● **WRITTEN TASK**
All entries below need to be written out exactly, but without their pictures.

● **DATA TO USE**
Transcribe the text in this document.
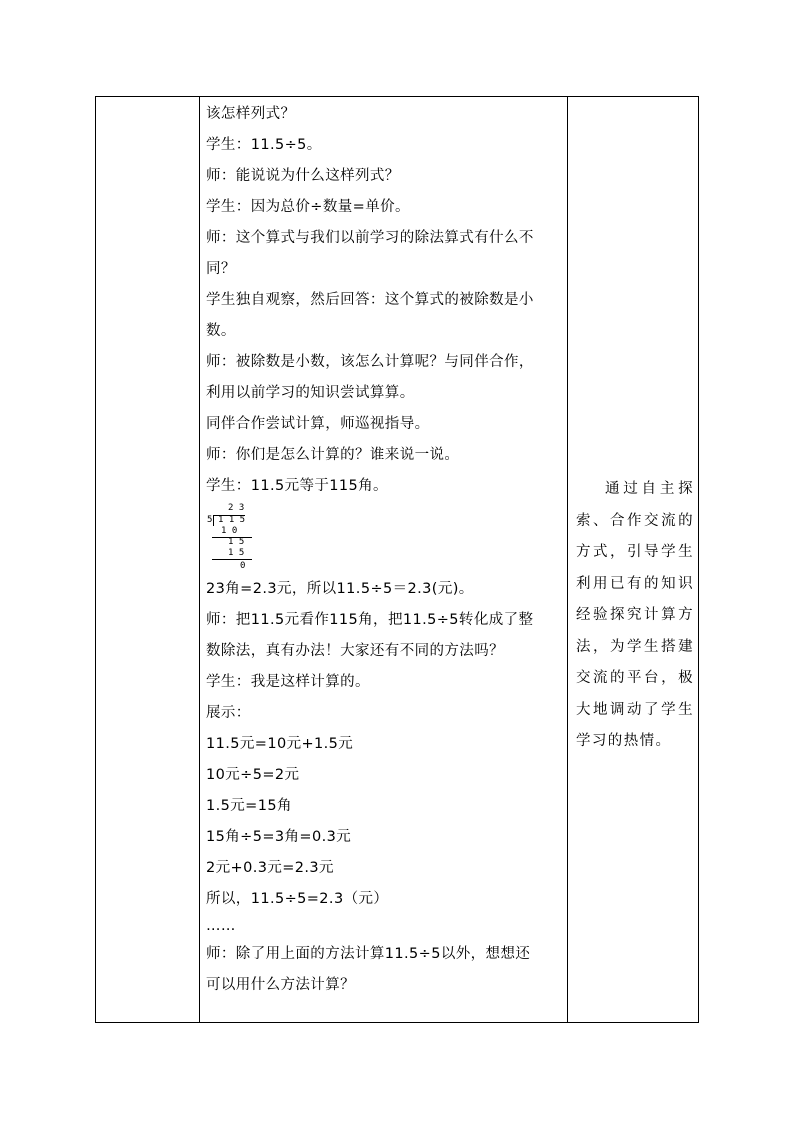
该怎样列式？
学生：11.5÷5。
师：能说说为什么这样列式？
学生：因为总价÷数量=单价。
师：这个算式与我们以前学习的除法算式有什么不
同？
学生独自观察，然后回答：这个算式的被除数是小
数。
师：被除数是小数，该怎么计算呢？与同伴合作，
利用以前学习的知识尝试算算。
同伴合作尝试计算，师巡视指导。
师：你们是怎么计算的？谁来说一说。
学生：11.5元等于115角。
2 3
5 1 1 5
1 0
1 5
1 5
0
23角=2.3元，所以11.5÷5＝2.3(元)。
师：把11.5元看作115角，把11.5÷5转化成了整
数除法，真有办法！大家还有不同的方法吗？
学生：我是这样计算的。
展示：
11.5元=10元+1.5元
10元÷5=2元
1.5元=15角
15角÷5=3角=0.3元
2元+0.3元=2.3元
所以，11.5÷5=2.3（元）
……
师：除了用上面的方法计算11.5÷5以外，想想还
可以用什么方法计算？
通过自主探索、合作交流的方式，引导学生利用已有的知识经验探究计算方法，为学生搭建交流的平台，极大地调动了学生学习的热情。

● **ANSWER TO THIS PROBLEM**
Transcribe the text in this document.
该怎样列式？
学生：11.5÷5。
师：能说说为什么这样列式？
学生：因为总价÷数量=单价。
师：这个算式与我们以前学习的除法算式有什么不
同？
学生独自观察，然后回答：这个算式的被除数是小
数。
师：被除数是小数，该怎么计算呢？与同伴合作，
利用以前学习的知识尝试算算。
同伴合作尝试计算，师巡视指导。
师：你们是怎么计算的？谁来说一说。
学生：11.5元等于115角。
2 3
5 1 1 5
1 0
1 5
1 5
0
23角=2.3元，所以11.5÷5＝2.3(元)。
师：把11.5元看作115角，把11.5÷5转化成了整
数除法，真有办法！大家还有不同的方法吗？
学生：我是这样计算的。
展示：
11.5元=10元+1.5元
10元÷5=2元
1.5元=15角
15角÷5=3角=0.3元
2元+0.3元=2.3元
所以，11.5÷5=2.3（元）
……
师：除了用上面的方法计算11.5÷5以外，想想还
可以用什么方法计算？
通过自主探索、合作交流的方式，引导学生利用已有的知识经验探究计算方法，为学生搭建交流的平台，极大地调动了学生学习的热情。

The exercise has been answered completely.